begin Given entries

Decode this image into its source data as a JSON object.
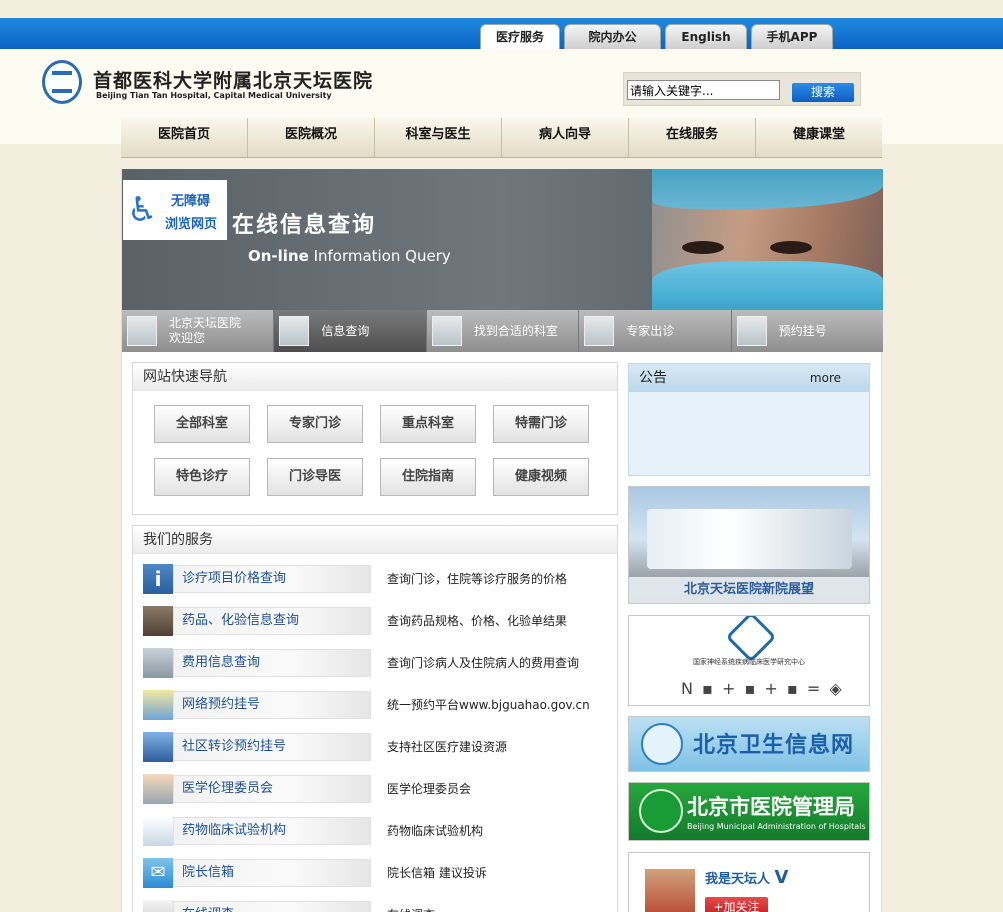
{
  "top_tabs": [
    "医疗服务",
    "院内办公",
    "English",
    "手机APP"
  ],
  "header": {
    "hospital_name": "首都医科大学附属北京天坛医院",
    "hospital_name_en": "Beijing Tian Tan Hospital, Capital Medical University",
    "search_placeholder": "请输入关键字...",
    "search_button": "搜索"
  },
  "main_nav": [
    "医院首页",
    "医院概况",
    "科室与医生",
    "病人向导",
    "在线服务",
    "健康课堂"
  ],
  "banner": {
    "title": "在线信息查询",
    "subtitle_bold": "On-line",
    "subtitle_rest": " Information Query",
    "accessibility_line1": "无障碍",
    "accessibility_line2": "浏览网页"
  },
  "sub_tabs": [
    {
      "label_line1": "北京天坛医院",
      "label_line2": "欢迎您"
    },
    {
      "label_line1": "信息查询",
      "label_line2": ""
    },
    {
      "label_line1": "找到合适的科室",
      "label_line2": ""
    },
    {
      "label_line1": "专家出诊",
      "label_line2": ""
    },
    {
      "label_line1": "预约挂号",
      "label_line2": ""
    }
  ],
  "quick_nav": {
    "title": "网站快速导航",
    "buttons": [
      "全部科室",
      "专家门诊",
      "重点科室",
      "特需门诊",
      "特色诊疗",
      "门诊导医",
      "住院指南",
      "健康视频"
    ]
  },
  "services": {
    "title": "我们的服务",
    "items": [
      {
        "label": "诊疗项目价格查询",
        "desc": "查询门诊，住院等诊疗服务的价格"
      },
      {
        "label": "药品、化验信息查询",
        "desc": "查询药品规格、价格、化验单结果"
      },
      {
        "label": "费用信息查询",
        "desc": "查询门诊病人及住院病人的费用查询"
      },
      {
        "label": "网络预约挂号",
        "desc": "统一预约平台www.bjguahao.gov.cn"
      },
      {
        "label": "社区转诊预约挂号",
        "desc": "支持社区医疗建设资源"
      },
      {
        "label": "医学伦理委员会",
        "desc": "医学伦理委员会"
      },
      {
        "label": "药物临床试验机构",
        "desc": "药物临床试验机构"
      },
      {
        "label": "院长信箱",
        "desc": "院长信箱  建议投诉"
      },
      {
        "label": "在线调查",
        "desc": "在线调查"
      }
    ]
  },
  "notice": {
    "title": "公告",
    "more": "more"
  },
  "sidebar": {
    "new_hospital": "北京天坛医院新院展望",
    "research_center": "国家神经系统疾病临床医学研究中心",
    "health_info": "北京卫生信息网",
    "admin_cn": "北京市医院管理局",
    "admin_en": "Beijing Municipal Administration of Hospitals",
    "weibo_name": "我是天坛人",
    "weibo_v": "V",
    "weibo_follow": "+加关注"
  }
}
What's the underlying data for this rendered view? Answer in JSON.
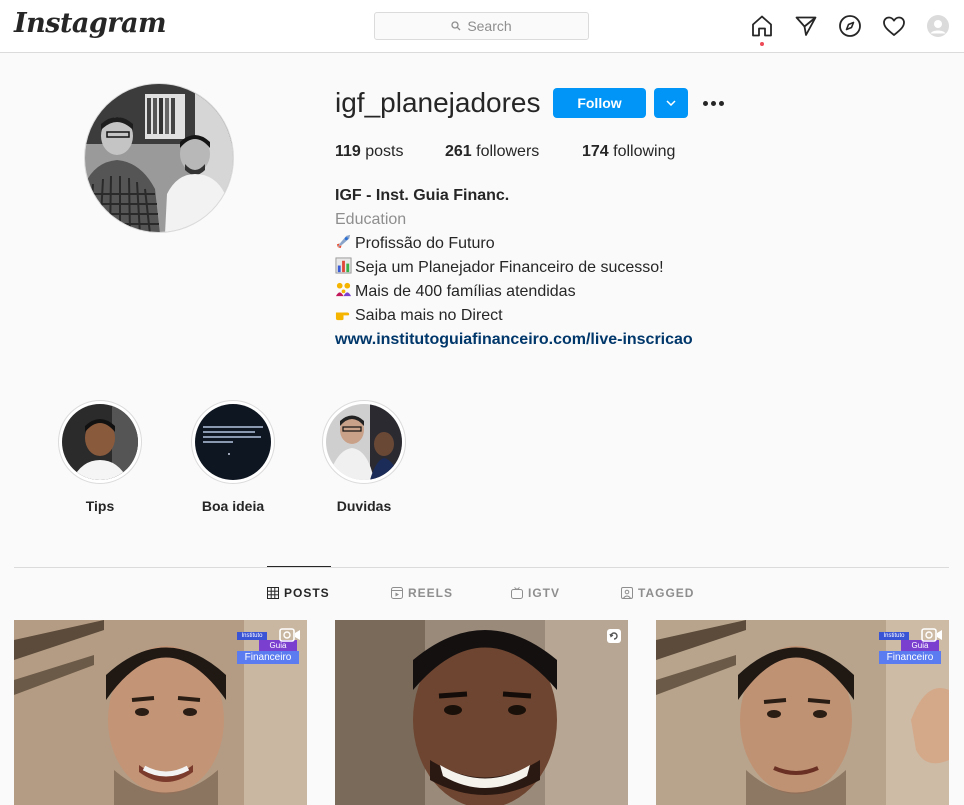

end Given entries

Objective
Reproduce the material above in full and without alteration, but skip all pictures.

Exercise output
Decode this image into its source data as a JSON object.
{
  "top_tabs": [
    "医疗服务",
    "院内办公",
    "English",
    "手机APP"
  ],
  "header": {
    "hospital_name": "首都医科大学附属北京天坛医院",
    "hospital_name_en": "Beijing Tian Tan Hospital, Capital Medical University",
    "search_placeholder": "请输入关键字...",
    "search_button": "搜索"
  },
  "main_nav": [
    "医院首页",
    "医院概况",
    "科室与医生",
    "病人向导",
    "在线服务",
    "健康课堂"
  ],
  "banner": {
    "title": "在线信息查询",
    "subtitle_bold": "On-line",
    "subtitle_rest": " Information Query",
    "accessibility_line1": "无障碍",
    "accessibility_line2": "浏览网页"
  },
  "sub_tabs": [
    {
      "label_line1": "北京天坛医院",
      "label_line2": "欢迎您"
    },
    {
      "label_line1": "信息查询",
      "label_line2": ""
    },
    {
      "label_line1": "找到合适的科室",
      "label_line2": ""
    },
    {
      "label_line1": "专家出诊",
      "label_line2": ""
    },
    {
      "label_line1": "预约挂号",
      "label_line2": ""
    }
  ],
  "quick_nav": {
    "title": "网站快速导航",
    "buttons": [
      "全部科室",
      "专家门诊",
      "重点科室",
      "特需门诊",
      "特色诊疗",
      "门诊导医",
      "住院指南",
      "健康视频"
    ]
  },
  "services": {
    "title": "我们的服务",
    "items": [
      {
        "label": "诊疗项目价格查询",
        "desc": "查询门诊，住院等诊疗服务的价格"
      },
      {
        "label": "药品、化验信息查询",
        "desc": "查询药品规格、价格、化验单结果"
      },
      {
        "label": "费用信息查询",
        "desc": "查询门诊病人及住院病人的费用查询"
      },
      {
        "label": "网络预约挂号",
        "desc": "统一预约平台www.bjguahao.gov.cn"
      },
      {
        "label": "社区转诊预约挂号",
        "desc": "支持社区医疗建设资源"
      },
      {
        "label": "医学伦理委员会",
        "desc": "医学伦理委员会"
      },
      {
        "label": "药物临床试验机构",
        "desc": "药物临床试验机构"
      },
      {
        "label": "院长信箱",
        "desc": "院长信箱  建议投诉"
      },
      {
        "label": "在线调查",
        "desc": "在线调查"
      }
    ]
  },
  "notice": {
    "title": "公告",
    "more": "more"
  },
  "sidebar": {
    "new_hospital": "北京天坛医院新院展望",
    "research_center": "国家神经系统疾病临床医学研究中心",
    "health_info": "北京卫生信息网",
    "admin_cn": "北京市医院管理局",
    "admin_en": "Beijing Municipal Administration of Hospitals",
    "weibo_name": "我是天坛人",
    "weibo_v": "V",
    "weibo_follow": "+加关注"
  }
}
What's the underlying data for this rendered view? Answer in JSON.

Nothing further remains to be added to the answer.